**SOURCE PASSAGE**:
# NSW: 'Jew'-el of Narrabeen Lake



## Grantos (Jan 28, 2008)

It's been some time since my last trip report, probably because its been some time since I've taken the yak out. However this morning I decided to give Narrabeen Lake a try, in pursuit of my favourite prey - the wily old jew fish (or mulloway if you're not from NSW).

Ten minutes of paddling from shore and I had reached my favourite mark, where I proceeded to twitch and jiggle a Squidgie Shad along a 100 mtre drift line. I repeated this about six times, when just on 10.00am (which incidently was peak fishing time for today) I felt a tell-tale bump and my line came to an abrupt standstill. I immediately set the hook and I was on!

Initially the fish sulked around under my yak, frequently and violently shaking its head , obviously not liking what it had just swallowed. Then it decided enough was enough and it took off on a run that would have gone at least 40 metres. Mindful of the fact I was using 2.7k mono and only a 4k flurocarbon trace I maintained steady pressure without unnecessarily getting stuck into him. I knew the area I was fishing was snag free, so I was not in a hurry, which was good as neither was the fish!

At one point the fish swam back at me very quickly, then surfaced sufficiently to show me that he was indeed a jewie. Now the heart really started to race, as the adrenalin kicked in. Five minutes had passed and this fish was determined not to give an inch. Whenever the fish stopped moving it was only to head shake. As this pattern repeated I started to become a little nervous that it might be foul hooked or was trying to cut through my leader. The beauty of fishing from the yak though is that a good size fish does tow you around, and this acts like a form of shock absorber for the line.

**EXCERPTED DATA**:

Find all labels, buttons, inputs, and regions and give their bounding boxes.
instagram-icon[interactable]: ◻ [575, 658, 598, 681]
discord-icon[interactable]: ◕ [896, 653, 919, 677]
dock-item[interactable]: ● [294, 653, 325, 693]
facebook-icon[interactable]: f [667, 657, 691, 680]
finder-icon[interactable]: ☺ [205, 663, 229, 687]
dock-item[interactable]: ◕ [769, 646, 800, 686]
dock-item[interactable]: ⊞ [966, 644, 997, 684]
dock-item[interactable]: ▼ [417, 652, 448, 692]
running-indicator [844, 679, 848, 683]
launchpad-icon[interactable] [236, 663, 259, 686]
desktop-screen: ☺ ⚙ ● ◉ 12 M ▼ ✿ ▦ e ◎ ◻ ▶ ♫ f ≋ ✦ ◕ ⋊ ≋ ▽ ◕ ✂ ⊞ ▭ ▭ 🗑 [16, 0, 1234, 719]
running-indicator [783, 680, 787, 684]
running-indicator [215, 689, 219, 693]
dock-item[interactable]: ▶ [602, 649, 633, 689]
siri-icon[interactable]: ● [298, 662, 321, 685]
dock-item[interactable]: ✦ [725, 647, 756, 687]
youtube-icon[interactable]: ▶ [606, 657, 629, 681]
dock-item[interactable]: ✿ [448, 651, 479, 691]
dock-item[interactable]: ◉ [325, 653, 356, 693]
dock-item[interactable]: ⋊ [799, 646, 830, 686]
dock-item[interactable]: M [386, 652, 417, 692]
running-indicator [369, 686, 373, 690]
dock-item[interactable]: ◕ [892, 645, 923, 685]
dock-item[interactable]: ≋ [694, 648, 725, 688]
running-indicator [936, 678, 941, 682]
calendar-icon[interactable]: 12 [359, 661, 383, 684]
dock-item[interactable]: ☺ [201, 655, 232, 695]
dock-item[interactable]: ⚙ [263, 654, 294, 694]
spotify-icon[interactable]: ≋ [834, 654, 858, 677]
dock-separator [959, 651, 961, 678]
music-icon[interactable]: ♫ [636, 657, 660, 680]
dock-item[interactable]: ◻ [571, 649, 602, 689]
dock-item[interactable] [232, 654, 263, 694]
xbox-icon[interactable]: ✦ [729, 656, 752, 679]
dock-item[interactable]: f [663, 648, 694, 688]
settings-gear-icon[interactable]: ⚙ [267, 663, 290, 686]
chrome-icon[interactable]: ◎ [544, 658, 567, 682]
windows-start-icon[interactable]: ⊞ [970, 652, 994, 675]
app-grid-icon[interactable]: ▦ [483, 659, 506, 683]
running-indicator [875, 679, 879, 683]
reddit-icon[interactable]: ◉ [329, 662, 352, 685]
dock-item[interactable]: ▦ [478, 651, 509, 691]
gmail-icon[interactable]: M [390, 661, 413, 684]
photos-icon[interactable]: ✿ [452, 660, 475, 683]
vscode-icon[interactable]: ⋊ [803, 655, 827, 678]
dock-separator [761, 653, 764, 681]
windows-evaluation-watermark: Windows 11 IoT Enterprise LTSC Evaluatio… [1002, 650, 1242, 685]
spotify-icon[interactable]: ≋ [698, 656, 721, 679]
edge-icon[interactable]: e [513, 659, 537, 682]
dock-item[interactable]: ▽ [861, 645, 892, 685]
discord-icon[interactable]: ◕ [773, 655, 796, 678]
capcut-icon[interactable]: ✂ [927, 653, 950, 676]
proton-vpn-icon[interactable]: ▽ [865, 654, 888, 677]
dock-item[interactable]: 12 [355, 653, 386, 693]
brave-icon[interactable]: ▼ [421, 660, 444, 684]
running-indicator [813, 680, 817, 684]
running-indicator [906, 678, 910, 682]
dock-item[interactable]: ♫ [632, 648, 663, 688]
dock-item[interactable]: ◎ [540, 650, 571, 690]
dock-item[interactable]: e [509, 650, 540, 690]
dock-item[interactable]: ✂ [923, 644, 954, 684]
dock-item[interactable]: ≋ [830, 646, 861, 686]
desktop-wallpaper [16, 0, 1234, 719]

**REQUIRED TASKS**:
(a) Please condense the paragraph of the Narrabeen Lake report that begins "At one point the fish swam back" into a short bulleted list that keeps its main facts.
(b) Write the next part of the Narrabeen Lake report, carrying on from its final sentence about the yak acting as a shock absorber.

**OUTPUTS BY TASK**:
(a)
- The fish rushed back toward the yak and surfaced, showing it was a jewie.
- Adrenaline kicked in and the heart began to race.
- After five minutes the fish still would not give an inch, stopping only to shake its head.
- The repeated head shakes raised worries that it was foul hooked or cutting through the leader.
- Being towed around in the yak by a good-sized fish acts as a shock absorber for the line.

(b)
Another five minutes passed and by this stage the head shakes and runs were becoming less frequent. However just when I thought the fish was ready to be netted he took off on one (final) run of 20 or so metres. Then, he surfaced and I swam him straight towards the yak and into the waiting net. Yee ha, I had my fish! 

As I placed the netted fish in my lap to examine it the fish opened its mouth and the lure came straight out. Talk about luck being on my side today! 

The fish measured 78 cms in length and weighed in at 5 kilos on the dot. It was in prime condition , as the enclosed photos should indicate.

If this is anything to go by, maybe I'd better not leave it so long before next I take the yak out again. ;-)


----------



## Rstanek (Nov 5, 2007)

Awesome Grant! I haven't fished the Lake in ages, might give it a go this weekend.


----------



## johnny (Aug 12, 2007)

memorable catch in a pretty sparse season


----------



## wouldnot (Jul 29, 2009)

Motivating! I live on the lake and it suddenly looks fishier outside 

More likely I'll go out for an hour and get sick of no bites!


----------



## sbd (Aug 18, 2006)

That's a beautiful fish & great report Grant. How did you cook him?


----------



## Wrassemagnet (Oct 17, 2007)

Super report and nice fish! What size jighead/hook?


----------



## Grantos (Jan 28, 2008)

sbd said:


> How did you cook him?


Dave, I dusted the fillets lightly in flour, placed them under a hot grill then basted the fillets with melted butter, lemon and freshly cracked black pepper. Delicious! 



Wrassemagnet said:


> Super report and nice fish! What size jighead/hook?


Wrassman, I used a 1/4 oz ball jig head on a #4/0 hook. However I reduced the jig weight by 2/3rds (using an electric grinder) which in turn reduced the sink rate. Narrabeen Lake is pretty shallow, so anything you can do to improve the natural action of the jig seems to improve your catch rate. In any event, it works for me!


----------



## Dodge (Oct 12, 2005)

Grantos said:


> so anything you can do to improve the natural action of the jig seems to improve your catch rate. In any event, it works for me!


Grant you are clearly on track with results like that, congrats.


----------



## yaktopia (Nov 30, 2008)

Great post and a great fish. A great feed also! Top shelf read in the dead of winter!!


----------



## MrX (Feb 7, 2008)

Marvelous catch Grantos! Come on mate, admit it, you have had been out on the yak every day since Christmas, and now you've finally showed up that "rat-fishing" little brother.


----------



## Grantos (Jan 28, 2008)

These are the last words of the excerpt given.